Records follow. Pull out every line that contains "LUCAS".
═════ Supplied information
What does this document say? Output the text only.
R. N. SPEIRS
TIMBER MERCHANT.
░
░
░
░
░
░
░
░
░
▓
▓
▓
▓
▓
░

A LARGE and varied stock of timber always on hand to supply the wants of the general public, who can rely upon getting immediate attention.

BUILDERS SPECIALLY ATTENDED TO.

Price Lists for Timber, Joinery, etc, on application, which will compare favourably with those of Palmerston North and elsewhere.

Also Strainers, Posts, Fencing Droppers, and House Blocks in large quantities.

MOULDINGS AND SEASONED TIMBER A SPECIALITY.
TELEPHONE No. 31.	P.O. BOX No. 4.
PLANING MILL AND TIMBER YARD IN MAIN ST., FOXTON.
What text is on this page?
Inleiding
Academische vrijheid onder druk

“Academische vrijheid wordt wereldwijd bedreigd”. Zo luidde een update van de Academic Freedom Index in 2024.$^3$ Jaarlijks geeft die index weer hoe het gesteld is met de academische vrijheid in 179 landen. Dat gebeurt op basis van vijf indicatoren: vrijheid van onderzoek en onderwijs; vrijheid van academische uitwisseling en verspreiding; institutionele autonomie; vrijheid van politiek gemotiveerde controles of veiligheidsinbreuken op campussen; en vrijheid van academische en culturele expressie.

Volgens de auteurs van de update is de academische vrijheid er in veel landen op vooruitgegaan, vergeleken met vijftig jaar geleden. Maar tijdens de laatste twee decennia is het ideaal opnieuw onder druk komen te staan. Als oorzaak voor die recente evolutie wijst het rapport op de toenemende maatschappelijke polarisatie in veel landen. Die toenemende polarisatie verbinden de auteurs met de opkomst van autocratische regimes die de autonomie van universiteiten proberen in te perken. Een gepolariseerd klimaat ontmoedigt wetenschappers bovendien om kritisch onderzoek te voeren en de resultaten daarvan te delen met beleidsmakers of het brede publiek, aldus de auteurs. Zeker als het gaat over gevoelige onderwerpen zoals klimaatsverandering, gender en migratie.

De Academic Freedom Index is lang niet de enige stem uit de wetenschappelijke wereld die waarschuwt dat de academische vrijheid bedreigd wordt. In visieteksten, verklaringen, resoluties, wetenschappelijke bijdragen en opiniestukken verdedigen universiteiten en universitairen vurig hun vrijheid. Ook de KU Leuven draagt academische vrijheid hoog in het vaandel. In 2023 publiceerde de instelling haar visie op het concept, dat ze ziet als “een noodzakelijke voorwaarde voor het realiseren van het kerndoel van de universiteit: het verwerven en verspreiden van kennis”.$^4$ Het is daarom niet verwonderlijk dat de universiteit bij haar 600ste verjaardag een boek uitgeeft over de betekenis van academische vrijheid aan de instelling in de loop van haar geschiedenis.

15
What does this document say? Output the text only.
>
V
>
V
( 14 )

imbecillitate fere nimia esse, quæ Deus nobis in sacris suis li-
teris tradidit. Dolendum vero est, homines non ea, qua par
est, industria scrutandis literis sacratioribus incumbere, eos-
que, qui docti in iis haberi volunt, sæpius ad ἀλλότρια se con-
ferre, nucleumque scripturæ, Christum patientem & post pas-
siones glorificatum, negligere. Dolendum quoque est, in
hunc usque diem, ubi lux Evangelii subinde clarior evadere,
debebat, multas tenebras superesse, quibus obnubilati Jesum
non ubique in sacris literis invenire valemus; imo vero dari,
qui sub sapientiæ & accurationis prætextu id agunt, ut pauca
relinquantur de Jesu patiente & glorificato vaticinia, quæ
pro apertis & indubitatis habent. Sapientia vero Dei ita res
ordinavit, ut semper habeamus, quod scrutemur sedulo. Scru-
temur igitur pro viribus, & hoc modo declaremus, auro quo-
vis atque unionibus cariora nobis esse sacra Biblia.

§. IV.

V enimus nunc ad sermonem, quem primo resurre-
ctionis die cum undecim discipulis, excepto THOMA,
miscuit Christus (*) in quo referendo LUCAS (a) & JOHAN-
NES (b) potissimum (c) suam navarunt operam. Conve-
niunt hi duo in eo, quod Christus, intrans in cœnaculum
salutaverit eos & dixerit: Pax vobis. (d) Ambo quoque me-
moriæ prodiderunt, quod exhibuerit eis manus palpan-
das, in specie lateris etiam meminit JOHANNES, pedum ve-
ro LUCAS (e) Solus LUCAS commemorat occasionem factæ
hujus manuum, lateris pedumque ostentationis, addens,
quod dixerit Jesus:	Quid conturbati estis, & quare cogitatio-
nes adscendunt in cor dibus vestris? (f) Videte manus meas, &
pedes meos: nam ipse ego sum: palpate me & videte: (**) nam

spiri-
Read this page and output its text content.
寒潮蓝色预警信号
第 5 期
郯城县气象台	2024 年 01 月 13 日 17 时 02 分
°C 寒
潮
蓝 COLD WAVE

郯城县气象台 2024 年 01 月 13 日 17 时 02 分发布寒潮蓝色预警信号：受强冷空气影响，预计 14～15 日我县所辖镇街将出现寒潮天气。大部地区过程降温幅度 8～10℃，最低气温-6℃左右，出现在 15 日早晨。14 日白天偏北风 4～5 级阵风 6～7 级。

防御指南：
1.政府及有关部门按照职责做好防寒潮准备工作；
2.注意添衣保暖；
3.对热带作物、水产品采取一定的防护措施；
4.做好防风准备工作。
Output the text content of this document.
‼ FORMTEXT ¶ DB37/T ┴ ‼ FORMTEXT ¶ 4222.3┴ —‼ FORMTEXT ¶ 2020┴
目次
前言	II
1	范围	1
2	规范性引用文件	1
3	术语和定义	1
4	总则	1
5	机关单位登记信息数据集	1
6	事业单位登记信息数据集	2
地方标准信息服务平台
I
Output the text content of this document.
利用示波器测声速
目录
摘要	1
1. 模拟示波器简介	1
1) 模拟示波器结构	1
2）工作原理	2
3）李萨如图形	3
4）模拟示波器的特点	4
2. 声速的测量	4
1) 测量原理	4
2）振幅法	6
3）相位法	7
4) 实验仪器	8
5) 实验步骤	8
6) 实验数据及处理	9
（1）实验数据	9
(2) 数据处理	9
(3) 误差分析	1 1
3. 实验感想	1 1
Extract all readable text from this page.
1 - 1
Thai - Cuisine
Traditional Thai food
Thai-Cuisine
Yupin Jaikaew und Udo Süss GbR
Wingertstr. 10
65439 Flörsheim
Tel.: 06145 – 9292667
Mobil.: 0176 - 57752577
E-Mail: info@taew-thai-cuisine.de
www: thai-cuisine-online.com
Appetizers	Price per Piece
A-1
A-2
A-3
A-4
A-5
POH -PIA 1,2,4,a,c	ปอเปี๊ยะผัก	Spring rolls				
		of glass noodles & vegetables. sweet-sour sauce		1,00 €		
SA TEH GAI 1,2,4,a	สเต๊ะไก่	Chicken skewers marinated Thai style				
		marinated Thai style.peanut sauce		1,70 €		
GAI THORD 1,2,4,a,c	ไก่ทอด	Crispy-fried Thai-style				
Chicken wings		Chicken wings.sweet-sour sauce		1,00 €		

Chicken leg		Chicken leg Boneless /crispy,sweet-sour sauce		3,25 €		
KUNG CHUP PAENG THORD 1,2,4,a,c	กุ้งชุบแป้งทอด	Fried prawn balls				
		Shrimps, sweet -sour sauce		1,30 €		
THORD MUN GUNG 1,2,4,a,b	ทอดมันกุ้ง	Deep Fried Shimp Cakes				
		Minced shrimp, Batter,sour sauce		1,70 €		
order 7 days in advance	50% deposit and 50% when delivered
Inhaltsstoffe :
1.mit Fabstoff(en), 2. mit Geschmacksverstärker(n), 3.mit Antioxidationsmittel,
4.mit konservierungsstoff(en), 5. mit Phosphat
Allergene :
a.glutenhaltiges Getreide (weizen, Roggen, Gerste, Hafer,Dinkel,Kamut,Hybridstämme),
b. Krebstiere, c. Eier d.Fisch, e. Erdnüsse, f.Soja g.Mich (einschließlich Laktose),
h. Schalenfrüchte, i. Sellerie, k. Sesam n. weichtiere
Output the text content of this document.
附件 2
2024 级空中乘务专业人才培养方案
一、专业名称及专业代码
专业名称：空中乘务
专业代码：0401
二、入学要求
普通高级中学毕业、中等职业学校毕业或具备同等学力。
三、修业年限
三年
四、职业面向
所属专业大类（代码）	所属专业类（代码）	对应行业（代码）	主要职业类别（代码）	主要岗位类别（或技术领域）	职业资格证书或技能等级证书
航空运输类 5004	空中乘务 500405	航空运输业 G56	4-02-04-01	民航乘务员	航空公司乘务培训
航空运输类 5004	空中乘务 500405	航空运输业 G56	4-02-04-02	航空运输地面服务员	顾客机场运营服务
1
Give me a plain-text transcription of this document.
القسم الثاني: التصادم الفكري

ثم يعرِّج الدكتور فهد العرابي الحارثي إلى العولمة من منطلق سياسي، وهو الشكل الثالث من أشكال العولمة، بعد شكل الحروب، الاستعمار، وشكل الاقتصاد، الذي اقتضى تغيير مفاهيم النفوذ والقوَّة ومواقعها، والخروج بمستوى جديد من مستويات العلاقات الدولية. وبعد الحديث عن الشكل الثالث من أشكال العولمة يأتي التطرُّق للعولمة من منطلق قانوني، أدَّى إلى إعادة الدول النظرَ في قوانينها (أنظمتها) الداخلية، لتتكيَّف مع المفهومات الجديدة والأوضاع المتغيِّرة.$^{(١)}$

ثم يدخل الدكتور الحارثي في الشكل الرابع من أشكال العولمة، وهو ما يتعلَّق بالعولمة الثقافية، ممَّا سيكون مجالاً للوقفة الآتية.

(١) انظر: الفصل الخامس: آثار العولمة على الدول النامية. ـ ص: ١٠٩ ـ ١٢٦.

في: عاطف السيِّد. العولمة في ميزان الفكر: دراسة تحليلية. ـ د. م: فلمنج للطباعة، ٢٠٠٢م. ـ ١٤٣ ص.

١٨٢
══════════
- [Task solution]
miscuit Christus (*) in quo referendo LUCAS (a) & JOHAN-
ro LUCAS (e) Solus LUCAS commemorat occasionem factæ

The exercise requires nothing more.